• **WRITTEN REQUEST**: Pull every line from the material below and reproduce each one unchanged, in the same order.
------------------------------------
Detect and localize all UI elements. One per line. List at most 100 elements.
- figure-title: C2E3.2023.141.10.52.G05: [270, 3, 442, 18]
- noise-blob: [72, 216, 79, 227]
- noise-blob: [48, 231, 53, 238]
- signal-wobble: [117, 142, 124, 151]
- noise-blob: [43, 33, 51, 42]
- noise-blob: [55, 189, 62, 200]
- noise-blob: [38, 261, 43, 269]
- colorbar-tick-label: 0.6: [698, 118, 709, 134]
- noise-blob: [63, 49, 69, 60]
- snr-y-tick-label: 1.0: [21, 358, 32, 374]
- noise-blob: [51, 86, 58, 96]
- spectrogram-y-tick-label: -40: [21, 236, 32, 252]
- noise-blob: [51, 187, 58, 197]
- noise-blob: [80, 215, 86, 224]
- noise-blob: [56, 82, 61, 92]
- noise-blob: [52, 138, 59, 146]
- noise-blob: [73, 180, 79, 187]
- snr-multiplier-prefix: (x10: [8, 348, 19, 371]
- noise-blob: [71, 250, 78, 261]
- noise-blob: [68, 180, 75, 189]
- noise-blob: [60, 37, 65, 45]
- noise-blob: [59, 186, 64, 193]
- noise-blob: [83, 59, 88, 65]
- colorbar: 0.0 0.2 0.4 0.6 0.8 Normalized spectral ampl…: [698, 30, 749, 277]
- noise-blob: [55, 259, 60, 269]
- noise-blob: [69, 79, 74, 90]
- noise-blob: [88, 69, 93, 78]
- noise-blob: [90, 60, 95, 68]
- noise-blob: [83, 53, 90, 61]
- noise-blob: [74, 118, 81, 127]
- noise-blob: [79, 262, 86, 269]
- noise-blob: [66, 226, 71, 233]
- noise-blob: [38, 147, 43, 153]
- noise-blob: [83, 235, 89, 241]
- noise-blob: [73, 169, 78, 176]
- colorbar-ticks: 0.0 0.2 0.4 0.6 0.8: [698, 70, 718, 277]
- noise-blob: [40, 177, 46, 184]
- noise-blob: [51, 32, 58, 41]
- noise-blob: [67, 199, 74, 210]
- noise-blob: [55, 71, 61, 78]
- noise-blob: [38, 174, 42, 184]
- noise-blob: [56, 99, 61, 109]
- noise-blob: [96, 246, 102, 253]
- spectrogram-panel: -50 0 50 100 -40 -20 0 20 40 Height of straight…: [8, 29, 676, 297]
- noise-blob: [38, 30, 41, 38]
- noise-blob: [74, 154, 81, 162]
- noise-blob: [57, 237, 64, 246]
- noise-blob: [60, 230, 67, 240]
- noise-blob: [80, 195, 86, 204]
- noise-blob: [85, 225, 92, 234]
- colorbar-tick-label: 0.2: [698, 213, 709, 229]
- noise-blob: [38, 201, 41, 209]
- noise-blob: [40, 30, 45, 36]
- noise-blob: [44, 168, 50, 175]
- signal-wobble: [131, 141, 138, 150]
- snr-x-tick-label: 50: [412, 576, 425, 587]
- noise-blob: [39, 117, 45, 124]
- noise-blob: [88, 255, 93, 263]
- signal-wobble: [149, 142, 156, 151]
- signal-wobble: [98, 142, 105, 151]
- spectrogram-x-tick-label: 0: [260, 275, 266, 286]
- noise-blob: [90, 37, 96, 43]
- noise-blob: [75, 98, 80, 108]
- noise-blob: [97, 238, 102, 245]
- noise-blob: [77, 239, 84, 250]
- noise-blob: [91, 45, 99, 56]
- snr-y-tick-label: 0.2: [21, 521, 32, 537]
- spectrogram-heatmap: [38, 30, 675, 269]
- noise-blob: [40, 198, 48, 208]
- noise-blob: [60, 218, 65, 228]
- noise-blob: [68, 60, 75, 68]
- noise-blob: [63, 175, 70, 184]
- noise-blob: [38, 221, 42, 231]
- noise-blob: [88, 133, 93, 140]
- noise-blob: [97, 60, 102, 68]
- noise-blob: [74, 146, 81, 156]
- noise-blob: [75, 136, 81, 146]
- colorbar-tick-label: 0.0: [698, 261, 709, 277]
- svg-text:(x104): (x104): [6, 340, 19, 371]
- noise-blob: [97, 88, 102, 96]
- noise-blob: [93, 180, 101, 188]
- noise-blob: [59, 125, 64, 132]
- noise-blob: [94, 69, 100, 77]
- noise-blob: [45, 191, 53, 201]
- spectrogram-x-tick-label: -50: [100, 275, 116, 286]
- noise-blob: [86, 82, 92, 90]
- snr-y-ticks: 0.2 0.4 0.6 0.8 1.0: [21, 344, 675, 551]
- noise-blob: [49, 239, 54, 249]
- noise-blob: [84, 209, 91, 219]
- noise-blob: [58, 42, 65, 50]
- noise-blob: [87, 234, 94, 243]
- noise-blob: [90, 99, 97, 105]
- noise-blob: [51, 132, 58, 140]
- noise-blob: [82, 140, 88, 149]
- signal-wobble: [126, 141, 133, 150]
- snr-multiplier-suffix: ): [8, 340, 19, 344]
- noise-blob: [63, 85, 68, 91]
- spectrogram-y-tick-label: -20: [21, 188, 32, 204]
------------------------------------
• **EXPECTED ANSWER**:
Detect and localize all UI elements. One per line. List at most 100 elements.
- figure-title: C2E3.2023.141.10.52.G05: [270, 3, 442, 18]
- noise-blob: [72, 216, 79, 227]
- noise-blob: [48, 231, 53, 238]
- signal-wobble: [117, 142, 124, 151]
- noise-blob: [43, 33, 51, 42]
- noise-blob: [55, 189, 62, 200]
- noise-blob: [38, 261, 43, 269]
- colorbar-tick-label: 0.6: [698, 118, 709, 134]
- noise-blob: [63, 49, 69, 60]
- snr-y-tick-label: 1.0: [21, 358, 32, 374]
- noise-blob: [51, 86, 58, 96]
- spectrogram-y-tick-label: -40: [21, 236, 32, 252]
- noise-blob: [51, 187, 58, 197]
- noise-blob: [80, 215, 86, 224]
- noise-blob: [56, 82, 61, 92]
- noise-blob: [52, 138, 59, 146]
- noise-blob: [73, 180, 79, 187]
- snr-multiplier-prefix: (x10: [8, 348, 19, 371]
- noise-blob: [71, 250, 78, 261]
- noise-blob: [68, 180, 75, 189]
- noise-blob: [60, 37, 65, 45]
- noise-blob: [59, 186, 64, 193]
- noise-blob: [83, 59, 88, 65]
- colorbar: 0.0 0.2 0.4 0.6 0.8 Normalized spectral ampl…: [698, 30, 749, 277]
- noise-blob: [55, 259, 60, 269]
- noise-blob: [69, 79, 74, 90]
- noise-blob: [88, 69, 93, 78]
- noise-blob: [90, 60, 95, 68]
- noise-blob: [83, 53, 90, 61]
- noise-blob: [74, 118, 81, 127]
- noise-blob: [79, 262, 86, 269]
- noise-blob: [66, 226, 71, 233]
- noise-blob: [38, 147, 43, 153]
- noise-blob: [83, 235, 89, 241]
- noise-blob: [73, 169, 78, 176]
- colorbar-ticks: 0.0 0.2 0.4 0.6 0.8: [698, 70, 718, 277]
- noise-blob: [40, 177, 46, 184]
- noise-blob: [51, 32, 58, 41]
- noise-blob: [67, 199, 74, 210]
- noise-blob: [55, 71, 61, 78]
- noise-blob: [38, 174, 42, 184]
- noise-blob: [56, 99, 61, 109]
- noise-blob: [96, 246, 102, 253]
- spectrogram-panel: -50 0 50 100 -40 -20 0 20 40 Height of straight…: [8, 29, 676, 297]
- noise-blob: [38, 30, 41, 38]
- noise-blob: [74, 154, 81, 162]
- noise-blob: [57, 237, 64, 246]
- noise-blob: [60, 230, 67, 240]
- noise-blob: [80, 195, 86, 204]
- noise-blob: [85, 225, 92, 234]
- colorbar-tick-label: 0.2: [698, 213, 709, 229]
- noise-blob: [38, 201, 41, 209]
- noise-blob: [40, 30, 45, 36]
- noise-blob: [44, 168, 50, 175]
- signal-wobble: [131, 141, 138, 150]
- snr-x-tick-label: 50: [412, 576, 425, 587]
- noise-blob: [39, 117, 45, 124]
- noise-blob: [88, 255, 93, 263]
- signal-wobble: [149, 142, 156, 151]
- signal-wobble: [98, 142, 105, 151]
- spectrogram-x-tick-label: 0: [260, 275, 266, 286]
- noise-blob: [90, 37, 96, 43]
- noise-blob: [75, 98, 80, 108]
- noise-blob: [97, 238, 102, 245]
- noise-blob: [77, 239, 84, 250]
- noise-blob: [91, 45, 99, 56]
- snr-y-tick-label: 0.2: [21, 521, 32, 537]
- spectrogram-heatmap: [38, 30, 675, 269]
- noise-blob: [40, 198, 48, 208]
- noise-blob: [60, 218, 65, 228]
- noise-blob: [68, 60, 75, 68]
- noise-blob: [63, 175, 70, 184]
- noise-blob: [38, 221, 42, 231]
- noise-blob: [88, 133, 93, 140]
- noise-blob: [97, 60, 102, 68]
- noise-blob: [74, 146, 81, 156]
- noise-blob: [75, 136, 81, 146]
- colorbar-tick-label: 0.0: [698, 261, 709, 277]
- svg-text:(x104): (x104): [6, 340, 19, 371]
- noise-blob: [97, 88, 102, 96]
- noise-blob: [93, 180, 101, 188]
- noise-blob: [59, 125, 64, 132]
- noise-blob: [94, 69, 100, 77]
- noise-blob: [45, 191, 53, 201]
- spectrogram-x-tick-label: -50: [100, 275, 116, 286]
- noise-blob: [86, 82, 92, 90]
- snr-y-ticks: 0.2 0.4 0.6 0.8 1.0: [21, 344, 675, 551]
- noise-blob: [49, 239, 54, 249]
- noise-blob: [84, 209, 91, 219]
- noise-blob: [58, 42, 65, 50]
- noise-blob: [87, 234, 94, 243]
- noise-blob: [90, 99, 97, 105]
- noise-blob: [51, 132, 58, 140]
- noise-blob: [82, 140, 88, 149]
- signal-wobble: [126, 141, 133, 150]
- snr-multiplier-suffix: ): [8, 340, 19, 344]
- noise-blob: [63, 85, 68, 91]
- spectrogram-y-tick-label: -20: [21, 188, 32, 204]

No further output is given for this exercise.